— Start Dataset —

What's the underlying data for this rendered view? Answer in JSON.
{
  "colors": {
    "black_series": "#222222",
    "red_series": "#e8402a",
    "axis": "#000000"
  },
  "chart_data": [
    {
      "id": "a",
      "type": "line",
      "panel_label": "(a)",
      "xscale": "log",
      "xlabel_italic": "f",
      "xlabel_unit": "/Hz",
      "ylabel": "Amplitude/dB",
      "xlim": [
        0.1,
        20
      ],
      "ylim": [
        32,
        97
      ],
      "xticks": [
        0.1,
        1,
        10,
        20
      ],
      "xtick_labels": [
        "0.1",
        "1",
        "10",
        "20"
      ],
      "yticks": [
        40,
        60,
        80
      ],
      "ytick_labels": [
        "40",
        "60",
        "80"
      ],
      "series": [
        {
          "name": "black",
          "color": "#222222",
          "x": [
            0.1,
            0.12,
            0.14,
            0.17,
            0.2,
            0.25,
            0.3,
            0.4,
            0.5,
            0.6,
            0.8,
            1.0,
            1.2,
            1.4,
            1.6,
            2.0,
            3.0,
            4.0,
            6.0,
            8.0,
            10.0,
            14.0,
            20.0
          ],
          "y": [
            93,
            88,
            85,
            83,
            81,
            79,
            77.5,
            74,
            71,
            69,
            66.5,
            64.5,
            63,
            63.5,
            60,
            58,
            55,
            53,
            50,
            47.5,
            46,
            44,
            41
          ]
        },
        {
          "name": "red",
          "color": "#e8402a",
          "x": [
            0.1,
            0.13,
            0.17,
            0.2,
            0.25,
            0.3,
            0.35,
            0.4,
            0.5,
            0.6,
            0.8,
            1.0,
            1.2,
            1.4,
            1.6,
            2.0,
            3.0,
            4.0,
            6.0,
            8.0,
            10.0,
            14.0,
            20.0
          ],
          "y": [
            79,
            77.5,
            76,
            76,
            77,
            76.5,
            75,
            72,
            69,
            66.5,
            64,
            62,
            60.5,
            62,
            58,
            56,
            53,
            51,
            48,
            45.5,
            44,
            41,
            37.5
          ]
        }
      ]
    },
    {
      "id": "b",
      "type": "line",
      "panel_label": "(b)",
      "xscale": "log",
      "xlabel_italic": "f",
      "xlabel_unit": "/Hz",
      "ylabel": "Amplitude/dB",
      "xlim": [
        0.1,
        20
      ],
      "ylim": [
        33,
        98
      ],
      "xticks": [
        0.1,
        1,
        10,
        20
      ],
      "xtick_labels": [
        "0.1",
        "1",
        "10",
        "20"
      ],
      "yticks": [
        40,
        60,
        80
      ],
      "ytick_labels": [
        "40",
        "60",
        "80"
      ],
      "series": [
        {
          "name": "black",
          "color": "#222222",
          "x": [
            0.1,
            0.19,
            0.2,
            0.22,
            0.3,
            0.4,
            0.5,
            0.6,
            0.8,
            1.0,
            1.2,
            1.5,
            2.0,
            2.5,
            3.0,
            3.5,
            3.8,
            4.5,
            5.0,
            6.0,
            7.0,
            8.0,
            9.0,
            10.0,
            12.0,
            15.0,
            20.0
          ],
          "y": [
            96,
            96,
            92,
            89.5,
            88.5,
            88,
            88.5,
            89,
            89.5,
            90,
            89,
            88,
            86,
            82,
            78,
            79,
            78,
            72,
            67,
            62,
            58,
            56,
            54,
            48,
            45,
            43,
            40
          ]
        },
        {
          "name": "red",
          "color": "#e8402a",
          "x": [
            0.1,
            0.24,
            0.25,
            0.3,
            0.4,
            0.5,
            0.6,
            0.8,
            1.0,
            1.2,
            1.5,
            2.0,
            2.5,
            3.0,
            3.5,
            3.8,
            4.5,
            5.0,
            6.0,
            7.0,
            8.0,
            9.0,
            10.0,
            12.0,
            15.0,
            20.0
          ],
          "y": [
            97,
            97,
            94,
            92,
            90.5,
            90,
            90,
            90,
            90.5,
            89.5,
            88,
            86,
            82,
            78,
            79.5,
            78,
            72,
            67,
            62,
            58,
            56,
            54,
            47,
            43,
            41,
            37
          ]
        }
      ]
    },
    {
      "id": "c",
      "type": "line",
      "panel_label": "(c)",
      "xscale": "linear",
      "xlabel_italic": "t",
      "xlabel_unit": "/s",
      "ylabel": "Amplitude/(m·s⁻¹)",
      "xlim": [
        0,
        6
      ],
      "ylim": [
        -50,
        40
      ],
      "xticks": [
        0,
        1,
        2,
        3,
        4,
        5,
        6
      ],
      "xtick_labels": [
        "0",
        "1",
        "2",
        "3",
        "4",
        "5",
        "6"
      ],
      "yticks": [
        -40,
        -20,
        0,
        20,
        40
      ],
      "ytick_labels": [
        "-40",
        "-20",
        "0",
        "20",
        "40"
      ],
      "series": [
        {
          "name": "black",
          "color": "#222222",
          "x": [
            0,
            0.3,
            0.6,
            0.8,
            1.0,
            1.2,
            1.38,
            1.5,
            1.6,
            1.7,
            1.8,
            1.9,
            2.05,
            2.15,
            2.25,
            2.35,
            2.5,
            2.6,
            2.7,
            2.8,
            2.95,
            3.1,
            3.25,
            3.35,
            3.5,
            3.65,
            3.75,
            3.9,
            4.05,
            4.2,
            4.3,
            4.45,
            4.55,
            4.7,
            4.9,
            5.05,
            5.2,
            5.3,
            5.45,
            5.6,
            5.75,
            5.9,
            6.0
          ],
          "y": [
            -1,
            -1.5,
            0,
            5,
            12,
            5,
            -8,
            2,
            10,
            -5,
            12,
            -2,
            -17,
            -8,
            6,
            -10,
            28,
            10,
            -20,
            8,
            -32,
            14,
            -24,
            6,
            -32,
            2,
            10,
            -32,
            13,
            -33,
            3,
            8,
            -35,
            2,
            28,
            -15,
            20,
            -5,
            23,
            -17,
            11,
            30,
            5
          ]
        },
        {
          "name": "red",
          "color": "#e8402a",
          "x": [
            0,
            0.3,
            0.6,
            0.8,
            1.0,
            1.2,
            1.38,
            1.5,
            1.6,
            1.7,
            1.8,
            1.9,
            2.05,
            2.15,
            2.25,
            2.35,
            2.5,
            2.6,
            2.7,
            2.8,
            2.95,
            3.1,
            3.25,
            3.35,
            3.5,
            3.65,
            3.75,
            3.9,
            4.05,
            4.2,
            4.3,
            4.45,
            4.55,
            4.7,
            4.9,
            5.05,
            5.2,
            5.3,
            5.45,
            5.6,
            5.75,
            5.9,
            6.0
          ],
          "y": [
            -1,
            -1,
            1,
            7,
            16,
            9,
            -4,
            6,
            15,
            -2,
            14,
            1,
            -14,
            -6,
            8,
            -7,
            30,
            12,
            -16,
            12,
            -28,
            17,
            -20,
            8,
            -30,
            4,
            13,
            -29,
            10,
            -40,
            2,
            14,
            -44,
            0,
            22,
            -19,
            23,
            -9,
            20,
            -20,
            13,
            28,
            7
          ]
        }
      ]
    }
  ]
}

— End Dataset —

__Requirement__:
Reproduce the complete set of lines precisely as supplied.

__Result of this exercise__:
What's the underlying data for this rendered view? Answer in JSON.
{
  "colors": {
    "black_series": "#222222",
    "red_series": "#e8402a",
    "axis": "#000000"
  },
  "chart_data": [
    {
      "id": "a",
      "type": "line",
      "panel_label": "(a)",
      "xscale": "log",
      "xlabel_italic": "f",
      "xlabel_unit": "/Hz",
      "ylabel": "Amplitude/dB",
      "xlim": [
        0.1,
        20
      ],
      "ylim": [
        32,
        97
      ],
      "xticks": [
        0.1,
        1,
        10,
        20
      ],
      "xtick_labels": [
        "0.1",
        "1",
        "10",
        "20"
      ],
      "yticks": [
        40,
        60,
        80
      ],
      "ytick_labels": [
        "40",
        "60",
        "80"
      ],
      "series": [
        {
          "name": "black",
          "color": "#222222",
          "x": [
            0.1,
            0.12,
            0.14,
            0.17,
            0.2,
            0.25,
            0.3,
            0.4,
            0.5,
            0.6,
            0.8,
            1.0,
            1.2,
            1.4,
            1.6,
            2.0,
            3.0,
            4.0,
            6.0,
            8.0,
            10.0,
            14.0,
            20.0
          ],
          "y": [
            93,
            88,
            85,
            83,
            81,
            79,
            77.5,
            74,
            71,
            69,
            66.5,
            64.5,
            63,
            63.5,
            60,
            58,
            55,
            53,
            50,
            47.5,
            46,
            44,
            41
          ]
        },
        {
          "name": "red",
          "color": "#e8402a",
          "x": [
            0.1,
            0.13,
            0.17,
            0.2,
            0.25,
            0.3,
            0.35,
            0.4,
            0.5,
            0.6,
            0.8,
            1.0,
            1.2,
            1.4,
            1.6,
            2.0,
            3.0,
            4.0,
            6.0,
            8.0,
            10.0,
            14.0,
            20.0
          ],
          "y": [
            79,
            77.5,
            76,
            76,
            77,
            76.5,
            75,
            72,
            69,
            66.5,
            64,
            62,
            60.5,
            62,
            58,
            56,
            53,
            51,
            48,
            45.5,
            44,
            41,
            37.5
          ]
        }
      ]
    },
    {
      "id": "b",
      "type": "line",
      "panel_label": "(b)",
      "xscale": "log",
      "xlabel_italic": "f",
      "xlabel_unit": "/Hz",
      "ylabel": "Amplitude/dB",
      "xlim": [
        0.1,
        20
      ],
      "ylim": [
        33,
        98
      ],
      "xticks": [
        0.1,
        1,
        10,
        20
      ],
      "xtick_labels": [
        "0.1",
        "1",
        "10",
        "20"
      ],
      "yticks": [
        40,
        60,
        80
      ],
      "ytick_labels": [
        "40",
        "60",
        "80"
      ],
      "series": [
        {
          "name": "black",
          "color": "#222222",
          "x": [
            0.1,
            0.19,
            0.2,
            0.22,
            0.3,
            0.4,
            0.5,
            0.6,
            0.8,
            1.0,
            1.2,
            1.5,
            2.0,
            2.5,
            3.0,
            3.5,
            3.8,
            4.5,
            5.0,
            6.0,
            7.0,
            8.0,
            9.0,
            10.0,
            12.0,
            15.0,
            20.0
          ],
          "y": [
            96,
            96,
            92,
            89.5,
            88.5,
            88,
            88.5,
            89,
            89.5,
            90,
            89,
            88,
            86,
            82,
            78,
            79,
            78,
            72,
            67,
            62,
            58,
            56,
            54,
            48,
            45,
            43,
            40
          ]
        },
        {
          "name": "red",
          "color": "#e8402a",
          "x": [
            0.1,
            0.24,
            0.25,
            0.3,
            0.4,
            0.5,
            0.6,
            0.8,
            1.0,
            1.2,
            1.5,
            2.0,
            2.5,
            3.0,
            3.5,
            3.8,
            4.5,
            5.0,
            6.0,
            7.0,
            8.0,
            9.0,
            10.0,
            12.0,
            15.0,
            20.0
          ],
          "y": [
            97,
            97,
            94,
            92,
            90.5,
            90,
            90,
            90,
            90.5,
            89.5,
            88,
            86,
            82,
            78,
            79.5,
            78,
            72,
            67,
            62,
            58,
            56,
            54,
            47,
            43,
            41,
            37
          ]
        }
      ]
    },
    {
      "id": "c",
      "type": "line",
      "panel_label": "(c)",
      "xscale": "linear",
      "xlabel_italic": "t",
      "xlabel_unit": "/s",
      "ylabel": "Amplitude/(m·s⁻¹)",
      "xlim": [
        0,
        6
      ],
      "ylim": [
        -50,
        40
      ],
      "xticks": [
        0,
        1,
        2,
        3,
        4,
        5,
        6
      ],
      "xtick_labels": [
        "0",
        "1",
        "2",
        "3",
        "4",
        "5",
        "6"
      ],
      "yticks": [
        -40,
        -20,
        0,
        20,
        40
      ],
      "ytick_labels": [
        "-40",
        "-20",
        "0",
        "20",
        "40"
      ],
      "series": [
        {
          "name": "black",
          "color": "#222222",
          "x": [
            0,
            0.3,
            0.6,
            0.8,
            1.0,
            1.2,
            1.38,
            1.5,
            1.6,
            1.7,
            1.8,
            1.9,
            2.05,
            2.15,
            2.25,
            2.35,
            2.5,
            2.6,
            2.7,
            2.8,
            2.95,
            3.1,
            3.25,
            3.35,
            3.5,
            3.65,
            3.75,
            3.9,
            4.05,
            4.2,
            4.3,
            4.45,
            4.55,
            4.7,
            4.9,
            5.05,
            5.2,
            5.3,
            5.45,
            5.6,
            5.75,
            5.9,
            6.0
          ],
          "y": [
            -1,
            -1.5,
            0,
            5,
            12,
            5,
            -8,
            2,
            10,
            -5,
            12,
            -2,
            -17,
            -8,
            6,
            -10,
            28,
            10,
            -20,
            8,
            -32,
            14,
            -24,
            6,
            -32,
            2,
            10,
            -32,
            13,
            -33,
            3,
            8,
            -35,
            2,
            28,
            -15,
            20,
            -5,
            23,
            -17,
            11,
            30,
            5
          ]
        },
        {
          "name": "red",
          "color": "#e8402a",
          "x": [
            0,
            0.3,
            0.6,
            0.8,
            1.0,
            1.2,
            1.38,
            1.5,
            1.6,
            1.7,
            1.8,
            1.9,
            2.05,
            2.15,
            2.25,
            2.35,
            2.5,
            2.6,
            2.7,
            2.8,
            2.95,
            3.1,
            3.25,
            3.35,
            3.5,
            3.65,
            3.75,
            3.9,
            4.05,
            4.2,
            4.3,
            4.45,
            4.55,
            4.7,
            4.9,
            5.05,
            5.2,
            5.3,
            5.45,
            5.6,
            5.75,
            5.9,
            6.0
          ],
          "y": [
            -1,
            -1,
            1,
            7,
            16,
            9,
            -4,
            6,
            15,
            -2,
            14,
            1,
            -14,
            -6,
            8,
            -7,
            30,
            12,
            -16,
            12,
            -28,
            17,
            -20,
            8,
            -30,
            4,
            13,
            -29,
            10,
            -40,
            2,
            14,
            -44,
            0,
            22,
            -19,
            23,
            -9,
            20,
            -20,
            13,
            28,
            7
          ]
        }
      ]
    }
  ]
}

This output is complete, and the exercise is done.